> **WHAT THIS TASK INVOLVES**: Reproduce the listing exactly and skip over any pictures.

* Start RECORDS SUPPLIED *

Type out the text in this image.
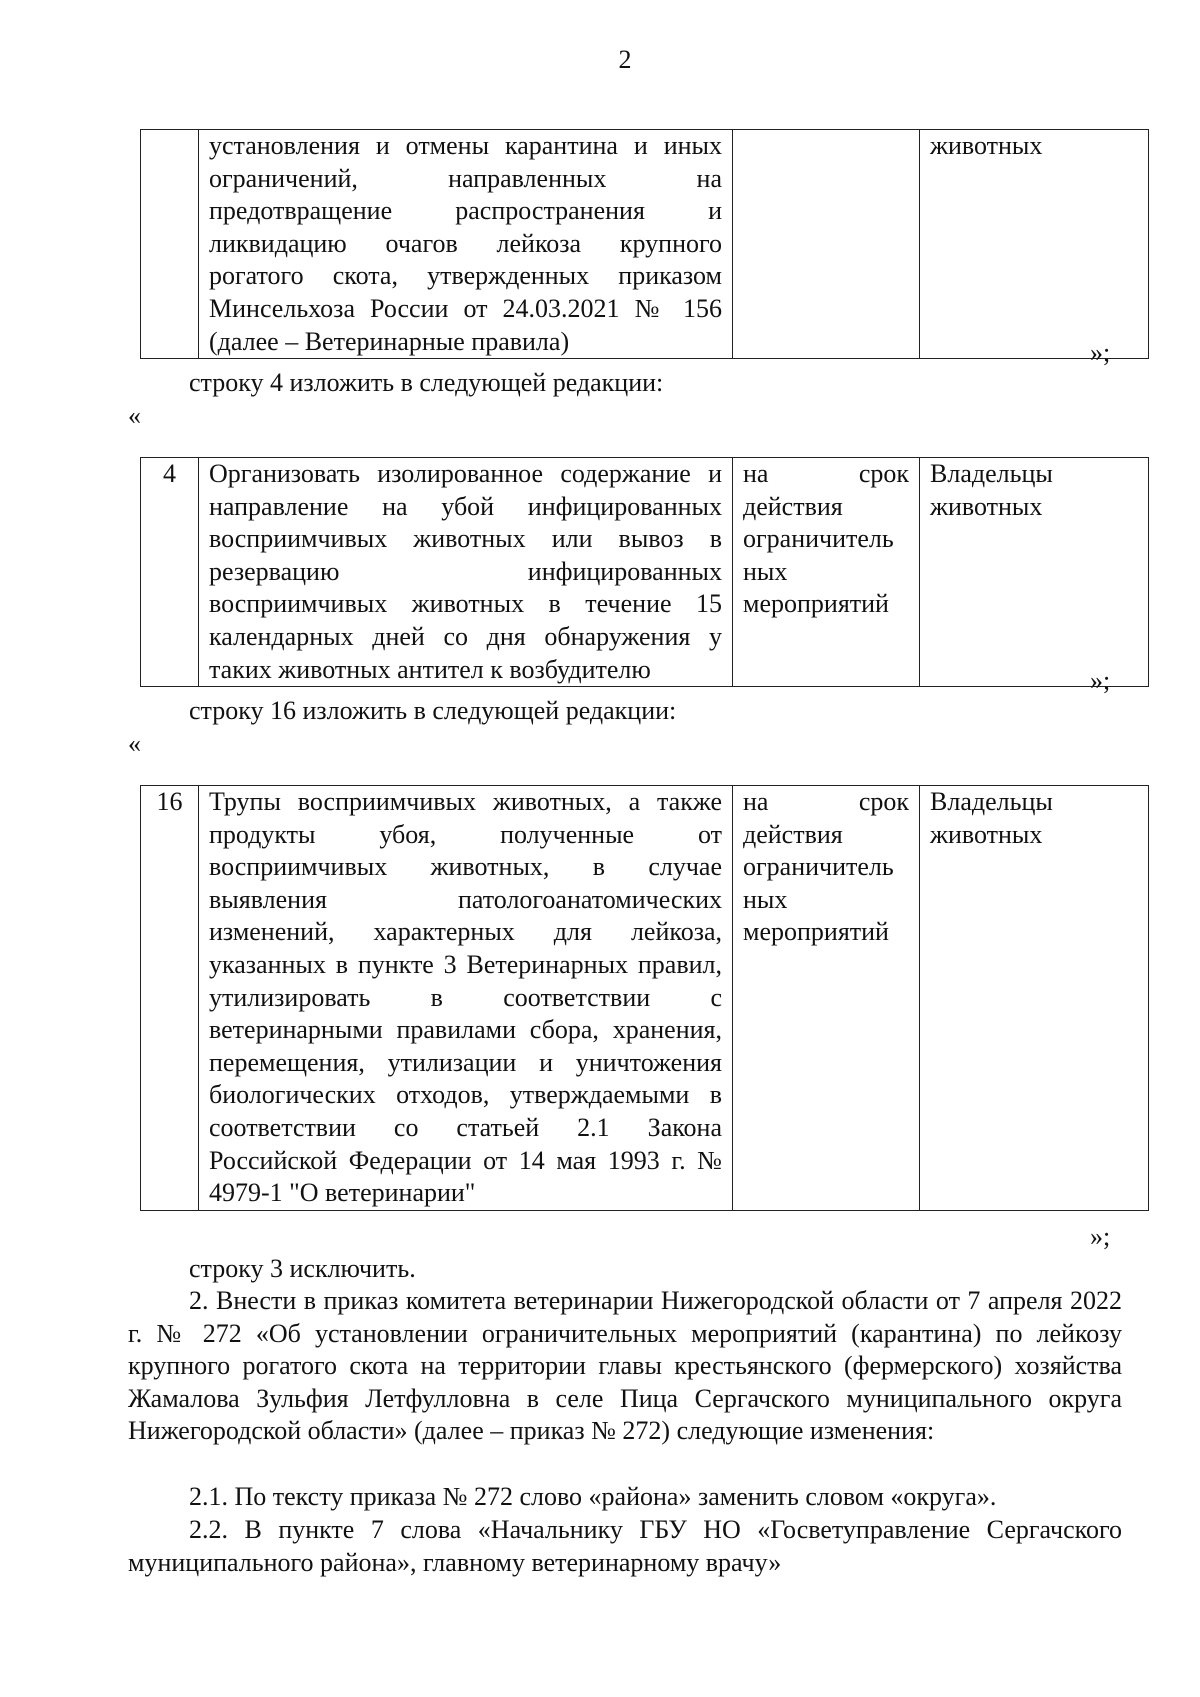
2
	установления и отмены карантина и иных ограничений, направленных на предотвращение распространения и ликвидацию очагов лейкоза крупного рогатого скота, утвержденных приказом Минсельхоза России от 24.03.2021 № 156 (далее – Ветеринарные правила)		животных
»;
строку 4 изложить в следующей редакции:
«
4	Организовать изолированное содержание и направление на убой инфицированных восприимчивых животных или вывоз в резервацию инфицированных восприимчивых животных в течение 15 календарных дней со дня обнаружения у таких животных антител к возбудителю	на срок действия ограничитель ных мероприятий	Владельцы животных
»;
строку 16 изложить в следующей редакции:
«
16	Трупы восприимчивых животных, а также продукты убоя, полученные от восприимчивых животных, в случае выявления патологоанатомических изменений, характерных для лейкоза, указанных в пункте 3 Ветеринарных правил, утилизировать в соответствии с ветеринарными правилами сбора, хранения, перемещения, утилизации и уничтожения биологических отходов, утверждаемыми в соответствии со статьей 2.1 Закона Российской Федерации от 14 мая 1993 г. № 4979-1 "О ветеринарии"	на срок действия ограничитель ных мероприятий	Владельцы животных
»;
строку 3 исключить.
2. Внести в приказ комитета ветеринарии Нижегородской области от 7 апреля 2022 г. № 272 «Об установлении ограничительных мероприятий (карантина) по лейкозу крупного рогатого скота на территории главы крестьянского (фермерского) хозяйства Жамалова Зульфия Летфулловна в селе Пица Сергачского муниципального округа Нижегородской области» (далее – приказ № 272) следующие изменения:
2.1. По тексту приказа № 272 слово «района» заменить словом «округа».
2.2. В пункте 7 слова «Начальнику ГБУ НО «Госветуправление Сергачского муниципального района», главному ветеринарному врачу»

* End RECORDS SUPPLIED *

> **EXERCISE ANSWER**:
Type out the text in this image.
2
	установления и отмены карантина и иных ограничений, направленных на предотвращение распространения и ликвидацию очагов лейкоза крупного рогатого скота, утвержденных приказом Минсельхоза России от 24.03.2021 № 156 (далее – Ветеринарные правила)		животных
»;
строку 4 изложить в следующей редакции:
«
4	Организовать изолированное содержание и направление на убой инфицированных восприимчивых животных или вывоз в резервацию инфицированных восприимчивых животных в течение 15 календарных дней со дня обнаружения у таких животных антител к возбудителю	на срок действия ограничитель ных мероприятий	Владельцы животных
»;
строку 16 изложить в следующей редакции:
«
16	Трупы восприимчивых животных, а также продукты убоя, полученные от восприимчивых животных, в случае выявления патологоанатомических изменений, характерных для лейкоза, указанных в пункте 3 Ветеринарных правил, утилизировать в соответствии с ветеринарными правилами сбора, хранения, перемещения, утилизации и уничтожения биологических отходов, утверждаемыми в соответствии со статьей 2.1 Закона Российской Федерации от 14 мая 1993 г. № 4979-1 "О ветеринарии"	на срок действия ограничитель ных мероприятий	Владельцы животных
»;
строку 3 исключить.
2. Внести в приказ комитета ветеринарии Нижегородской области от 7 апреля 2022 г. № 272 «Об установлении ограничительных мероприятий (карантина) по лейкозу крупного рогатого скота на территории главы крестьянского (фермерского) хозяйства Жамалова Зульфия Летфулловна в селе Пица Сергачского муниципального округа Нижегородской области» (далее – приказ № 272) следующие изменения:
2.1. По тексту приказа № 272 слово «района» заменить словом «округа».
2.2. В пункте 7 слова «Начальнику ГБУ НО «Госветуправление Сергачского муниципального района», главному ветеринарному врачу»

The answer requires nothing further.